#### EXERCISE PROMPT:
Copy every line of the listing below, character for character, without changing anything.

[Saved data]

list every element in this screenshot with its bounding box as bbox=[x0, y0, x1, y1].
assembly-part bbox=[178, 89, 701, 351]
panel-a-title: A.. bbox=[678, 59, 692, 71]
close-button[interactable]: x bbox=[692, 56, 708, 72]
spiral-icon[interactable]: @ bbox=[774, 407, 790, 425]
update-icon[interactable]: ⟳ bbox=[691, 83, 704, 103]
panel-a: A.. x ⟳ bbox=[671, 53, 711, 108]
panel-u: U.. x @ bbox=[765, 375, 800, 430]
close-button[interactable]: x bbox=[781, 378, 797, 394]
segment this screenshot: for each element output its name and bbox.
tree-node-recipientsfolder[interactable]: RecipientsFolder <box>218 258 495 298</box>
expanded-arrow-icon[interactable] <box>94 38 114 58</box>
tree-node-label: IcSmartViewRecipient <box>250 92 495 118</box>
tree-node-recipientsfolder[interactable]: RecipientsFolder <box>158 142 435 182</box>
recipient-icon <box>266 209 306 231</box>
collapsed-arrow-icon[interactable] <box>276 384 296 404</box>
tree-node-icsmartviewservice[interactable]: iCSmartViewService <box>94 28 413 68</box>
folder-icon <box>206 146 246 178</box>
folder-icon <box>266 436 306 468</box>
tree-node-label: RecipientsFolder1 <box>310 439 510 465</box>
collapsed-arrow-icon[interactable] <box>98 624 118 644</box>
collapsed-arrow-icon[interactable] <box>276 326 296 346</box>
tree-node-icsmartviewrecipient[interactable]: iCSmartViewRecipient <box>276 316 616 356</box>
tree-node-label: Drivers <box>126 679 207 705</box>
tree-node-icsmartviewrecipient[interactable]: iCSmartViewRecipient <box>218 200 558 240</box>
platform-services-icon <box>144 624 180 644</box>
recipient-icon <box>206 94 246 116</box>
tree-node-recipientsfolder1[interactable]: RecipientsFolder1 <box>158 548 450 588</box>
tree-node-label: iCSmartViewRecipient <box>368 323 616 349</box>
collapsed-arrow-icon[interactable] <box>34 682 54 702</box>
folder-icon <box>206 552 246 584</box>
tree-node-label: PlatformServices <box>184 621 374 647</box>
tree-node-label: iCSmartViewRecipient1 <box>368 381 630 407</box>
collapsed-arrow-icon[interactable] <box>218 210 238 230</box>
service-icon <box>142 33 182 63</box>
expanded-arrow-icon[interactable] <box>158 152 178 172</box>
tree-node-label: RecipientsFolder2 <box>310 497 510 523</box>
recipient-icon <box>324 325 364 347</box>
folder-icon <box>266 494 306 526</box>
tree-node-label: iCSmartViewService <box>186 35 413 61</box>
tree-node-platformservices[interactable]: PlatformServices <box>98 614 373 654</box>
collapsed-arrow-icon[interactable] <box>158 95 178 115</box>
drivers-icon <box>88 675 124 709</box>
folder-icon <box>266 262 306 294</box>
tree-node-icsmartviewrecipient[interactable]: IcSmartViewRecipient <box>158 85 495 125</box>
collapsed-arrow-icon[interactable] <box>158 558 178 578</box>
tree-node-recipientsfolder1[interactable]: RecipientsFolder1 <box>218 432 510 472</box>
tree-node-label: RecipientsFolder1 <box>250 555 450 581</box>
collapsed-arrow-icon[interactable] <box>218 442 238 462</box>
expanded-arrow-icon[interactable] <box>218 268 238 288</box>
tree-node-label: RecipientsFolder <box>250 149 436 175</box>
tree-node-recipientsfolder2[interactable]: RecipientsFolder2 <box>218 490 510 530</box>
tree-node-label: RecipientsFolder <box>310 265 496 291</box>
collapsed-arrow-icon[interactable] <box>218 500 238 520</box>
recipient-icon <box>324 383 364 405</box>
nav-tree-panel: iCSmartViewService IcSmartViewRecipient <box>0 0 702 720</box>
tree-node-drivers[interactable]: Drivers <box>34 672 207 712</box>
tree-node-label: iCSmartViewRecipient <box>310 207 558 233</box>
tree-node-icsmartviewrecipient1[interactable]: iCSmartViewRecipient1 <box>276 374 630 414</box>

#### FULL ANSWER:
list every element in this screenshot with its bounding box as bbox=[x0, y0, x1, y1].
assembly-part bbox=[178, 89, 701, 351]
panel-a-title: A.. bbox=[678, 59, 692, 71]
close-button[interactable]: x bbox=[692, 56, 708, 72]
spiral-icon[interactable]: @ bbox=[774, 407, 790, 425]
update-icon[interactable]: ⟳ bbox=[691, 83, 704, 103]
panel-a: A.. x ⟳ bbox=[671, 53, 711, 108]
panel-u: U.. x @ bbox=[765, 375, 800, 430]
close-button[interactable]: x bbox=[781, 378, 797, 394]
segment this screenshot: for each element output its name and bbox.
tree-node-recipientsfolder[interactable]: RecipientsFolder <box>218 258 495 298</box>
expanded-arrow-icon[interactable] <box>94 38 114 58</box>
tree-node-label: IcSmartViewRecipient <box>250 92 495 118</box>
tree-node-recipientsfolder[interactable]: RecipientsFolder <box>158 142 435 182</box>
recipient-icon <box>266 209 306 231</box>
collapsed-arrow-icon[interactable] <box>276 384 296 404</box>
tree-node-icsmartviewservice[interactable]: iCSmartViewService <box>94 28 413 68</box>
folder-icon <box>206 146 246 178</box>
folder-icon <box>266 436 306 468</box>
tree-node-label: RecipientsFolder1 <box>310 439 510 465</box>
collapsed-arrow-icon[interactable] <box>98 624 118 644</box>
collapsed-arrow-icon[interactable] <box>276 326 296 346</box>
tree-node-icsmartviewrecipient[interactable]: iCSmartViewRecipient <box>276 316 616 356</box>
tree-node-label: Drivers <box>126 679 207 705</box>
tree-node-icsmartviewrecipient[interactable]: iCSmartViewRecipient <box>218 200 558 240</box>
platform-services-icon <box>144 624 180 644</box>
recipient-icon <box>206 94 246 116</box>
tree-node-recipientsfolder1[interactable]: RecipientsFolder1 <box>158 548 450 588</box>
tree-node-label: iCSmartViewRecipient <box>368 323 616 349</box>
collapsed-arrow-icon[interactable] <box>34 682 54 702</box>
folder-icon <box>206 552 246 584</box>
tree-node-label: PlatformServices <box>184 621 374 647</box>
tree-node-label: iCSmartViewRecipient1 <box>368 381 630 407</box>
collapsed-arrow-icon[interactable] <box>218 210 238 230</box>
service-icon <box>142 33 182 63</box>
expanded-arrow-icon[interactable] <box>158 152 178 172</box>
tree-node-label: RecipientsFolder2 <box>310 497 510 523</box>
recipient-icon <box>324 325 364 347</box>
folder-icon <box>266 494 306 526</box>
tree-node-label: iCSmartViewService <box>186 35 413 61</box>
tree-node-platformservices[interactable]: PlatformServices <box>98 614 373 654</box>
collapsed-arrow-icon[interactable] <box>158 95 178 115</box>
drivers-icon <box>88 675 124 709</box>
folder-icon <box>266 262 306 294</box>
tree-node-icsmartviewrecipient[interactable]: IcSmartViewRecipient <box>158 85 495 125</box>
collapsed-arrow-icon[interactable] <box>158 558 178 578</box>
tree-node-recipientsfolder1[interactable]: RecipientsFolder1 <box>218 432 510 472</box>
tree-node-label: RecipientsFolder1 <box>250 555 450 581</box>
collapsed-arrow-icon[interactable] <box>218 442 238 462</box>
expanded-arrow-icon[interactable] <box>218 268 238 288</box>
tree-node-label: RecipientsFolder <box>250 149 436 175</box>
tree-node-recipientsfolder2[interactable]: RecipientsFolder2 <box>218 490 510 530</box>
tree-node-label: RecipientsFolder <box>310 265 496 291</box>
collapsed-arrow-icon[interactable] <box>218 500 238 520</box>
recipient-icon <box>324 383 364 405</box>
nav-tree-panel: iCSmartViewService IcSmartViewRecipient <box>0 0 702 720</box>
tree-node-drivers[interactable]: Drivers <box>34 672 207 712</box>
tree-node-label: iCSmartViewRecipient <box>310 207 558 233</box>
tree-node-icsmartviewrecipient1[interactable]: iCSmartViewRecipient1 <box>276 374 630 414</box>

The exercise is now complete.